**Aim of the task**. Please write out the complete listing that follows, exactly as it reads.

**Material shown**.

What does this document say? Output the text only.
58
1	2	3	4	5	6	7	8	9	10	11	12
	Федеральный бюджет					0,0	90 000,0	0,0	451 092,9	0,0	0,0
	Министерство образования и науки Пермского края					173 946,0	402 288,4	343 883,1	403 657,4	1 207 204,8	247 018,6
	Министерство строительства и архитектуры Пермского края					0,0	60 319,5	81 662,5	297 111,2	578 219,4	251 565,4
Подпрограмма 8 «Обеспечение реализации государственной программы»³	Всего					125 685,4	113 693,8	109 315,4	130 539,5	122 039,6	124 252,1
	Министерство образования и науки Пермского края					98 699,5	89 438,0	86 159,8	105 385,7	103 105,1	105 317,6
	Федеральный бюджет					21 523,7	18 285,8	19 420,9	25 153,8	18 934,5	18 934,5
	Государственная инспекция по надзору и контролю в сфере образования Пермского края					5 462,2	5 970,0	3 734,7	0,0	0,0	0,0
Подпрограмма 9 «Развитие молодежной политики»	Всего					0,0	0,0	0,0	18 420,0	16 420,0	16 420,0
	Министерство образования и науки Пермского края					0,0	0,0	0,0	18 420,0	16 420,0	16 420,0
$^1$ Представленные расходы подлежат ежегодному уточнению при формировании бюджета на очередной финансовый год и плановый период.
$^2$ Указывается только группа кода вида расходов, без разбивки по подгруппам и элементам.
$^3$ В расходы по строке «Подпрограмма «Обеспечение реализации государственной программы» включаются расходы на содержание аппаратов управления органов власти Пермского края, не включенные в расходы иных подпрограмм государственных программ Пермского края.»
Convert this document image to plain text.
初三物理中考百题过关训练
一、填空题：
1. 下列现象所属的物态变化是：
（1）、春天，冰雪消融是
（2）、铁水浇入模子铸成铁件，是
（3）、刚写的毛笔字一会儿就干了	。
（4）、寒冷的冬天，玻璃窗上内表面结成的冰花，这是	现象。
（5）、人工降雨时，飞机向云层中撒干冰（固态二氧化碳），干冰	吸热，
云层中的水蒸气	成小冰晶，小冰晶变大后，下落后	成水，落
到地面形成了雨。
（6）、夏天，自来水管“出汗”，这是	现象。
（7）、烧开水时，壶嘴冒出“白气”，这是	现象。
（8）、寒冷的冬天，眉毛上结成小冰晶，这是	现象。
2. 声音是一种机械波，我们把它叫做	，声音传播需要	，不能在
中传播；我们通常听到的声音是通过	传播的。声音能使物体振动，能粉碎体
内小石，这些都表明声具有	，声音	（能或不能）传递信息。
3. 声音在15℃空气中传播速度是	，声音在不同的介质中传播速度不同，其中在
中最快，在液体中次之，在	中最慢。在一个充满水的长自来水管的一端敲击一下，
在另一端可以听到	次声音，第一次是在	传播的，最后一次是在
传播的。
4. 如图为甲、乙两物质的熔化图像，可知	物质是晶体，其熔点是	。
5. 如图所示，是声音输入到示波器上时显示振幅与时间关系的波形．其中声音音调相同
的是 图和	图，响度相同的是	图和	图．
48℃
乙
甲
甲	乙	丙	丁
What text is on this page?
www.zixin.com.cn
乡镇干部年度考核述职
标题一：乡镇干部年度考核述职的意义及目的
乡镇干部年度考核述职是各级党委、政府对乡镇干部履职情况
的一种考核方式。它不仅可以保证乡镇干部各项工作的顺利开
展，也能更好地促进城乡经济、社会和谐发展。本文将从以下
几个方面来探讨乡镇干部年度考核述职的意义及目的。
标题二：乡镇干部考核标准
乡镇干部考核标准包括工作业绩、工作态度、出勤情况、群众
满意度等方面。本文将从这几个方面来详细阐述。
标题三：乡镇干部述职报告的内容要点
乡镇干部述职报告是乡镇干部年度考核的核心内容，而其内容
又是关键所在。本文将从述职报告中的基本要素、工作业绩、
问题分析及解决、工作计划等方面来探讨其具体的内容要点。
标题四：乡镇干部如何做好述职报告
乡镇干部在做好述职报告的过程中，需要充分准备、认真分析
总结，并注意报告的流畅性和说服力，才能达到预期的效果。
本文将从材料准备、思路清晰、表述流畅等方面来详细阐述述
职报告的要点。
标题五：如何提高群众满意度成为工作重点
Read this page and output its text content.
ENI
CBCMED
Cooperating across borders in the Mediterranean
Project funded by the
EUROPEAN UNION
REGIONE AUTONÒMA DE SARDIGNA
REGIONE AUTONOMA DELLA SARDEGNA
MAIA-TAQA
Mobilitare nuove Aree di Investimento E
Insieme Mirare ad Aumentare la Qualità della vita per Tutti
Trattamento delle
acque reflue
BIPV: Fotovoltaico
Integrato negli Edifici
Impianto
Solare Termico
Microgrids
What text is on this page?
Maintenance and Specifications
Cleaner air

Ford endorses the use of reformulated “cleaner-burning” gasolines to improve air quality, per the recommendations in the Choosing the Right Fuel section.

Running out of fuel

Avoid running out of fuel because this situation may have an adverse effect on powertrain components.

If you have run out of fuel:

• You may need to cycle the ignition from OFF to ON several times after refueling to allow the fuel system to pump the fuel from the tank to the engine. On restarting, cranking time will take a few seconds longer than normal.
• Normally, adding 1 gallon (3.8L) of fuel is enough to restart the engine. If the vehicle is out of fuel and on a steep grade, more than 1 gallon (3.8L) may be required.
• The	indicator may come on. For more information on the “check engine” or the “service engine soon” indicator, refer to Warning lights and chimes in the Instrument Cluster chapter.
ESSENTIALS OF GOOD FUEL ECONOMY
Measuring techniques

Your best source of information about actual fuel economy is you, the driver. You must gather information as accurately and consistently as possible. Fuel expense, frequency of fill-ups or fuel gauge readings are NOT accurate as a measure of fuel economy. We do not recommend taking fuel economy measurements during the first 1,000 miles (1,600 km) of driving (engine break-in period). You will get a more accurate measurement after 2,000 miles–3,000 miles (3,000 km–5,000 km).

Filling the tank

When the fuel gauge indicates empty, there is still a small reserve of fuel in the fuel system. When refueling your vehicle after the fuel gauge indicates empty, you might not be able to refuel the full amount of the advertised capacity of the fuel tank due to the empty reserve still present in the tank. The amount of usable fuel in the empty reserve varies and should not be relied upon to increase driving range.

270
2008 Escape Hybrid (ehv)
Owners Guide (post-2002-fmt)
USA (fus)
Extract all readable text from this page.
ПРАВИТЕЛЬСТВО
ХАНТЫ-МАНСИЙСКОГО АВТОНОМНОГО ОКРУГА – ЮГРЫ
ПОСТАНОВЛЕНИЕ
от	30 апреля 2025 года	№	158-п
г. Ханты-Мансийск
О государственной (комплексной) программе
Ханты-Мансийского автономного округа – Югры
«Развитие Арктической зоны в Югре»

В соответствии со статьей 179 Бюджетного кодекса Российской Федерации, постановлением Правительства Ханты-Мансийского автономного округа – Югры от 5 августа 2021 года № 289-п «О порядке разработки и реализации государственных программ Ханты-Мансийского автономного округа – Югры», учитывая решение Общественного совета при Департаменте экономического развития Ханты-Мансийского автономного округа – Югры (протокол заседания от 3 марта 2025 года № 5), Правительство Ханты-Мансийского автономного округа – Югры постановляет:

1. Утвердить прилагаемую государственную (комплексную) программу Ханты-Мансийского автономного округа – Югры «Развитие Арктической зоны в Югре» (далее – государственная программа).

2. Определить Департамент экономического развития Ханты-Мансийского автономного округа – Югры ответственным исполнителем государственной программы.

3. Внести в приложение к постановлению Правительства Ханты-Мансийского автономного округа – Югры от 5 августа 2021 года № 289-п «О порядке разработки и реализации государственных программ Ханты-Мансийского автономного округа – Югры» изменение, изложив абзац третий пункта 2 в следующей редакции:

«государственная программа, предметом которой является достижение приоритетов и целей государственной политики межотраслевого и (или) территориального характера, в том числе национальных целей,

**Response**.
What does this document say? Output the text only.
58
1	2	3	4	5	6	7	8	9	10	11	12
	Федеральный бюджет					0,0	90 000,0	0,0	451 092,9	0,0	0,0
	Министерство образования и науки Пермского края					173 946,0	402 288,4	343 883,1	403 657,4	1 207 204,8	247 018,6
	Министерство строительства и архитектуры Пермского края					0,0	60 319,5	81 662,5	297 111,2	578 219,4	251 565,4
Подпрограмма 8 «Обеспечение реализации государственной программы»³	Всего					125 685,4	113 693,8	109 315,4	130 539,5	122 039,6	124 252,1
	Министерство образования и науки Пермского края					98 699,5	89 438,0	86 159,8	105 385,7	103 105,1	105 317,6
	Федеральный бюджет					21 523,7	18 285,8	19 420,9	25 153,8	18 934,5	18 934,5
	Государственная инспекция по надзору и контролю в сфере образования Пермского края					5 462,2	5 970,0	3 734,7	0,0	0,0	0,0
Подпрограмма 9 «Развитие молодежной политики»	Всего					0,0	0,0	0,0	18 420,0	16 420,0	16 420,0
	Министерство образования и науки Пермского края					0,0	0,0	0,0	18 420,0	16 420,0	16 420,0
$^1$ Представленные расходы подлежат ежегодному уточнению при формировании бюджета на очередной финансовый год и плановый период.
$^2$ Указывается только группа кода вида расходов, без разбивки по подгруппам и элементам.
$^3$ В расходы по строке «Подпрограмма «Обеспечение реализации государственной программы» включаются расходы на содержание аппаратов управления органов власти Пермского края, не включенные в расходы иных подпрограмм государственных программ Пермского края.»
Convert this document image to plain text.
初三物理中考百题过关训练
一、填空题：
1. 下列现象所属的物态变化是：
（1）、春天，冰雪消融是
（2）、铁水浇入模子铸成铁件，是
（3）、刚写的毛笔字一会儿就干了	。
（4）、寒冷的冬天，玻璃窗上内表面结成的冰花，这是	现象。
（5）、人工降雨时，飞机向云层中撒干冰（固态二氧化碳），干冰	吸热，
云层中的水蒸气	成小冰晶，小冰晶变大后，下落后	成水，落
到地面形成了雨。
（6）、夏天，自来水管“出汗”，这是	现象。
（7）、烧开水时，壶嘴冒出“白气”，这是	现象。
（8）、寒冷的冬天，眉毛上结成小冰晶，这是	现象。
2. 声音是一种机械波，我们把它叫做	，声音传播需要	，不能在
中传播；我们通常听到的声音是通过	传播的。声音能使物体振动，能粉碎体
内小石，这些都表明声具有	，声音	（能或不能）传递信息。
3. 声音在15℃空气中传播速度是	，声音在不同的介质中传播速度不同，其中在
中最快，在液体中次之，在	中最慢。在一个充满水的长自来水管的一端敲击一下，
在另一端可以听到	次声音，第一次是在	传播的，最后一次是在
传播的。
4. 如图为甲、乙两物质的熔化图像，可知	物质是晶体，其熔点是	。
5. 如图所示，是声音输入到示波器上时显示振幅与时间关系的波形．其中声音音调相同
的是 图和	图，响度相同的是	图和	图．
48℃
乙
甲
甲	乙	丙	丁
What text is on this page?
www.zixin.com.cn
乡镇干部年度考核述职
标题一：乡镇干部年度考核述职的意义及目的
乡镇干部年度考核述职是各级党委、政府对乡镇干部履职情况
的一种考核方式。它不仅可以保证乡镇干部各项工作的顺利开
展，也能更好地促进城乡经济、社会和谐发展。本文将从以下
几个方面来探讨乡镇干部年度考核述职的意义及目的。
标题二：乡镇干部考核标准
乡镇干部考核标准包括工作业绩、工作态度、出勤情况、群众
满意度等方面。本文将从这几个方面来详细阐述。
标题三：乡镇干部述职报告的内容要点
乡镇干部述职报告是乡镇干部年度考核的核心内容，而其内容
又是关键所在。本文将从述职报告中的基本要素、工作业绩、
问题分析及解决、工作计划等方面来探讨其具体的内容要点。
标题四：乡镇干部如何做好述职报告
乡镇干部在做好述职报告的过程中，需要充分准备、认真分析
总结，并注意报告的流畅性和说服力，才能达到预期的效果。
本文将从材料准备、思路清晰、表述流畅等方面来详细阐述述
职报告的要点。
标题五：如何提高群众满意度成为工作重点
Read this page and output its text content.
ENI
CBCMED
Cooperating across borders in the Mediterranean
Project funded by the
EUROPEAN UNION
REGIONE AUTONÒMA DE SARDIGNA
REGIONE AUTONOMA DELLA SARDEGNA
MAIA-TAQA
Mobilitare nuove Aree di Investimento E
Insieme Mirare ad Aumentare la Qualità della vita per Tutti
Trattamento delle
acque reflue
BIPV: Fotovoltaico
Integrato negli Edifici
Impianto
Solare Termico
Microgrids
What text is on this page?
Maintenance and Specifications
Cleaner air

Ford endorses the use of reformulated “cleaner-burning” gasolines to improve air quality, per the recommendations in the Choosing the Right Fuel section.

Running out of fuel

Avoid running out of fuel because this situation may have an adverse effect on powertrain components.

If you have run out of fuel:

• You may need to cycle the ignition from OFF to ON several times after refueling to allow the fuel system to pump the fuel from the tank to the engine. On restarting, cranking time will take a few seconds longer than normal.
• Normally, adding 1 gallon (3.8L) of fuel is enough to restart the engine. If the vehicle is out of fuel and on a steep grade, more than 1 gallon (3.8L) may be required.
• The	indicator may come on. For more information on the “check engine” or the “service engine soon” indicator, refer to Warning lights and chimes in the Instrument Cluster chapter.
ESSENTIALS OF GOOD FUEL ECONOMY
Measuring techniques

Your best source of information about actual fuel economy is you, the driver. You must gather information as accurately and consistently as possible. Fuel expense, frequency of fill-ups or fuel gauge readings are NOT accurate as a measure of fuel economy. We do not recommend taking fuel economy measurements during the first 1,000 miles (1,600 km) of driving (engine break-in period). You will get a more accurate measurement after 2,000 miles–3,000 miles (3,000 km–5,000 km).

Filling the tank

When the fuel gauge indicates empty, there is still a small reserve of fuel in the fuel system. When refueling your vehicle after the fuel gauge indicates empty, you might not be able to refuel the full amount of the advertised capacity of the fuel tank due to the empty reserve still present in the tank. The amount of usable fuel in the empty reserve varies and should not be relied upon to increase driving range.

270
2008 Escape Hybrid (ehv)
Owners Guide (post-2002-fmt)
USA (fus)
Extract all readable text from this page.
ПРАВИТЕЛЬСТВО
ХАНТЫ-МАНСИЙСКОГО АВТОНОМНОГО ОКРУГА – ЮГРЫ
ПОСТАНОВЛЕНИЕ
от	30 апреля 2025 года	№	158-п
г. Ханты-Мансийск
О государственной (комплексной) программе
Ханты-Мансийского автономного округа – Югры
«Развитие Арктической зоны в Югре»

В соответствии со статьей 179 Бюджетного кодекса Российской Федерации, постановлением Правительства Ханты-Мансийского автономного округа – Югры от 5 августа 2021 года № 289-п «О порядке разработки и реализации государственных программ Ханты-Мансийского автономного округа – Югры», учитывая решение Общественного совета при Департаменте экономического развития Ханты-Мансийского автономного округа – Югры (протокол заседания от 3 марта 2025 года № 5), Правительство Ханты-Мансийского автономного округа – Югры постановляет:

1. Утвердить прилагаемую государственную (комплексную) программу Ханты-Мансийского автономного округа – Югры «Развитие Арктической зоны в Югре» (далее – государственная программа).

2. Определить Департамент экономического развития Ханты-Мансийского автономного округа – Югры ответственным исполнителем государственной программы.

3. Внести в приложение к постановлению Правительства Ханты-Мансийского автономного округа – Югры от 5 августа 2021 года № 289-п «О порядке разработки и реализации государственных программ Ханты-Мансийского автономного округа – Югры» изменение, изложив абзац третий пункта 2 в следующей редакции:

«государственная программа, предметом которой является достижение приоритетов и целей государственной политики межотраслевого и (или) территориального характера, в том числе национальных целей,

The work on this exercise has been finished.